↓↓↓

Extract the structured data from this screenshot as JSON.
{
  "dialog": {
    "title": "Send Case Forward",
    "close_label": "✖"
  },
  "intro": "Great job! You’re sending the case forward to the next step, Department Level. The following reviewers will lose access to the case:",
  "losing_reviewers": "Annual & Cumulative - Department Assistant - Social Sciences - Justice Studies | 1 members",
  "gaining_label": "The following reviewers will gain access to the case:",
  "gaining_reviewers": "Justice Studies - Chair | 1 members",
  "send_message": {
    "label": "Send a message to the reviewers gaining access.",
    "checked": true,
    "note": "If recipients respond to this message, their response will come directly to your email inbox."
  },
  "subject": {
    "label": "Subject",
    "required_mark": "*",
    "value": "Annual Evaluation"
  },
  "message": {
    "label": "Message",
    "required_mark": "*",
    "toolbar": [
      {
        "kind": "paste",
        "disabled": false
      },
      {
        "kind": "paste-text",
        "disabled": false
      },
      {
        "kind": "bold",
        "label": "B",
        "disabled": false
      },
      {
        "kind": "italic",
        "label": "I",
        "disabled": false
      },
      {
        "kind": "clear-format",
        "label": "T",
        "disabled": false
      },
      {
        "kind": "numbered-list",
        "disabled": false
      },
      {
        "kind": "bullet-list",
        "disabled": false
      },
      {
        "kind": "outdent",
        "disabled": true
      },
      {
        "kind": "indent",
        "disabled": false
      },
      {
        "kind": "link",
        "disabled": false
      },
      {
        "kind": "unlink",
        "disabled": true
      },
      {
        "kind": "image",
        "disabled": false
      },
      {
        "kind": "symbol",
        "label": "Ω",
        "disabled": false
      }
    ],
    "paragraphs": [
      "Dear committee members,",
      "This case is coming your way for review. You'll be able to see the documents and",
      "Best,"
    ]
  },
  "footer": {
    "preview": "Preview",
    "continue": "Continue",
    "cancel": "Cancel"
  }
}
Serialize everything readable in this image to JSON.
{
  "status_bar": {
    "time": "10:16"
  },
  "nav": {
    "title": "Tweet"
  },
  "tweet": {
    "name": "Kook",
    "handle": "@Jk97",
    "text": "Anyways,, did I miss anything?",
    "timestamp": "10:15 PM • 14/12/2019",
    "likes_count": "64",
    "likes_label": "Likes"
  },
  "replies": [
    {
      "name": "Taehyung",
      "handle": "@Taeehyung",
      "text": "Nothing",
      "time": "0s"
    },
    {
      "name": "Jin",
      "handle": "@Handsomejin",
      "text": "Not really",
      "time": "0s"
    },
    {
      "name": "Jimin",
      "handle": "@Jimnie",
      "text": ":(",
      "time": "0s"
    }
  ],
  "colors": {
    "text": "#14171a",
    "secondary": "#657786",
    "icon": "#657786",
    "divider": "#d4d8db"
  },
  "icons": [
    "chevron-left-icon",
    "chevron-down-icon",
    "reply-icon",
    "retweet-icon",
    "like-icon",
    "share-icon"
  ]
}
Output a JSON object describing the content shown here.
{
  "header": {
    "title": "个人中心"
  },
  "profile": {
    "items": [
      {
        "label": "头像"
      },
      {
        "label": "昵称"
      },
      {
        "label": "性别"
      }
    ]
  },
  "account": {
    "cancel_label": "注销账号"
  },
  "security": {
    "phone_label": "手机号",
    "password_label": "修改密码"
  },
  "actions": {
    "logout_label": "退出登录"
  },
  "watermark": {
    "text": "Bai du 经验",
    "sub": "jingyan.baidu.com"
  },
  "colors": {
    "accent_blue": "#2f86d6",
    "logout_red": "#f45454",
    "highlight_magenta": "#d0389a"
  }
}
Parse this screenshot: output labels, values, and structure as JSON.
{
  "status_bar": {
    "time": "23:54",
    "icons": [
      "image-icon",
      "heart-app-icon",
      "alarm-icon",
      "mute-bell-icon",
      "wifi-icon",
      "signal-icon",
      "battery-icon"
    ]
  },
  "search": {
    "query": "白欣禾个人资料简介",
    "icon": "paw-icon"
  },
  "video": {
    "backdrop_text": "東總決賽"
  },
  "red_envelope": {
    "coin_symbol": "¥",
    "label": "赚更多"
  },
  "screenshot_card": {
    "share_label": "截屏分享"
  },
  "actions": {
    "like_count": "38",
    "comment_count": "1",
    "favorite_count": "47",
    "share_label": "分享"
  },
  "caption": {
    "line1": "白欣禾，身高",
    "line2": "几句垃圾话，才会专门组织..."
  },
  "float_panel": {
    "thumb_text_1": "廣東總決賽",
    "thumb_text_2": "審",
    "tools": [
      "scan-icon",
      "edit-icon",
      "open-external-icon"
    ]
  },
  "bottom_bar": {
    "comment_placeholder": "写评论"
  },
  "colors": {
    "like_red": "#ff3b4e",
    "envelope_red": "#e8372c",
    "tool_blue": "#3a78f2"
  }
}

↑↑↑

Problem to solve.
Output each entry precisely as given.

Result for this task.
Extract the structured data from this screenshot as JSON.
{
  "dialog": {
    "title": "Send Case Forward",
    "close_label": "✖"
  },
  "intro": "Great job! You’re sending the case forward to the next step, Department Level. The following reviewers will lose access to the case:",
  "losing_reviewers": "Annual & Cumulative - Department Assistant - Social Sciences - Justice Studies | 1 members",
  "gaining_label": "The following reviewers will gain access to the case:",
  "gaining_reviewers": "Justice Studies - Chair | 1 members",
  "send_message": {
    "label": "Send a message to the reviewers gaining access.",
    "checked": true,
    "note": "If recipients respond to this message, their response will come directly to your email inbox."
  },
  "subject": {
    "label": "Subject",
    "required_mark": "*",
    "value": "Annual Evaluation"
  },
  "message": {
    "label": "Message",
    "required_mark": "*",
    "toolbar": [
      {
        "kind": "paste",
        "disabled": false
      },
      {
        "kind": "paste-text",
        "disabled": false
      },
      {
        "kind": "bold",
        "label": "B",
        "disabled": false
      },
      {
        "kind": "italic",
        "label": "I",
        "disabled": false
      },
      {
        "kind": "clear-format",
        "label": "T",
        "disabled": false
      },
      {
        "kind": "numbered-list",
        "disabled": false
      },
      {
        "kind": "bullet-list",
        "disabled": false
      },
      {
        "kind": "outdent",
        "disabled": true
      },
      {
        "kind": "indent",
        "disabled": false
      },
      {
        "kind": "link",
        "disabled": false
      },
      {
        "kind": "unlink",
        "disabled": true
      },
      {
        "kind": "image",
        "disabled": false
      },
      {
        "kind": "symbol",
        "label": "Ω",
        "disabled": false
      }
    ],
    "paragraphs": [
      "Dear committee members,",
      "This case is coming your way for review. You'll be able to see the documents and",
      "Best,"
    ]
  },
  "footer": {
    "preview": "Preview",
    "continue": "Continue",
    "cancel": "Cancel"
  }
}
Serialize everything readable in this image to JSON.
{
  "status_bar": {
    "time": "10:16"
  },
  "nav": {
    "title": "Tweet"
  },
  "tweet": {
    "name": "Kook",
    "handle": "@Jk97",
    "text": "Anyways,, did I miss anything?",
    "timestamp": "10:15 PM • 14/12/2019",
    "likes_count": "64",
    "likes_label": "Likes"
  },
  "replies": [
    {
      "name": "Taehyung",
      "handle": "@Taeehyung",
      "text": "Nothing",
      "time": "0s"
    },
    {
      "name": "Jin",
      "handle": "@Handsomejin",
      "text": "Not really",
      "time": "0s"
    },
    {
      "name": "Jimin",
      "handle": "@Jimnie",
      "text": ":(",
      "time": "0s"
    }
  ],
  "colors": {
    "text": "#14171a",
    "secondary": "#657786",
    "icon": "#657786",
    "divider": "#d4d8db"
  },
  "icons": [
    "chevron-left-icon",
    "chevron-down-icon",
    "reply-icon",
    "retweet-icon",
    "like-icon",
    "share-icon"
  ]
}
Output a JSON object describing the content shown here.
{
  "header": {
    "title": "个人中心"
  },
  "profile": {
    "items": [
      {
        "label": "头像"
      },
      {
        "label": "昵称"
      },
      {
        "label": "性别"
      }
    ]
  },
  "account": {
    "cancel_label": "注销账号"
  },
  "security": {
    "phone_label": "手机号",
    "password_label": "修改密码"
  },
  "actions": {
    "logout_label": "退出登录"
  },
  "watermark": {
    "text": "Bai du 经验",
    "sub": "jingyan.baidu.com"
  },
  "colors": {
    "accent_blue": "#2f86d6",
    "logout_red": "#f45454",
    "highlight_magenta": "#d0389a"
  }
}
Parse this screenshot: output labels, values, and structure as JSON.
{
  "status_bar": {
    "time": "23:54",
    "icons": [
      "image-icon",
      "heart-app-icon",
      "alarm-icon",
      "mute-bell-icon",
      "wifi-icon",
      "signal-icon",
      "battery-icon"
    ]
  },
  "search": {
    "query": "白欣禾个人资料简介",
    "icon": "paw-icon"
  },
  "video": {
    "backdrop_text": "東總決賽"
  },
  "red_envelope": {
    "coin_symbol": "¥",
    "label": "赚更多"
  },
  "screenshot_card": {
    "share_label": "截屏分享"
  },
  "actions": {
    "like_count": "38",
    "comment_count": "1",
    "favorite_count": "47",
    "share_label": "分享"
  },
  "caption": {
    "line1": "白欣禾，身高",
    "line2": "几句垃圾话，才会专门组织..."
  },
  "float_panel": {
    "thumb_text_1": "廣東總決賽",
    "thumb_text_2": "審",
    "tools": [
      "scan-icon",
      "edit-icon",
      "open-external-icon"
    ]
  },
  "bottom_bar": {
    "comment_placeholder": "写评论"
  },
  "colors": {
    "like_red": "#ff3b4e",
    "envelope_red": "#e8372c",
    "tool_blue": "#3a78f2"
  }
}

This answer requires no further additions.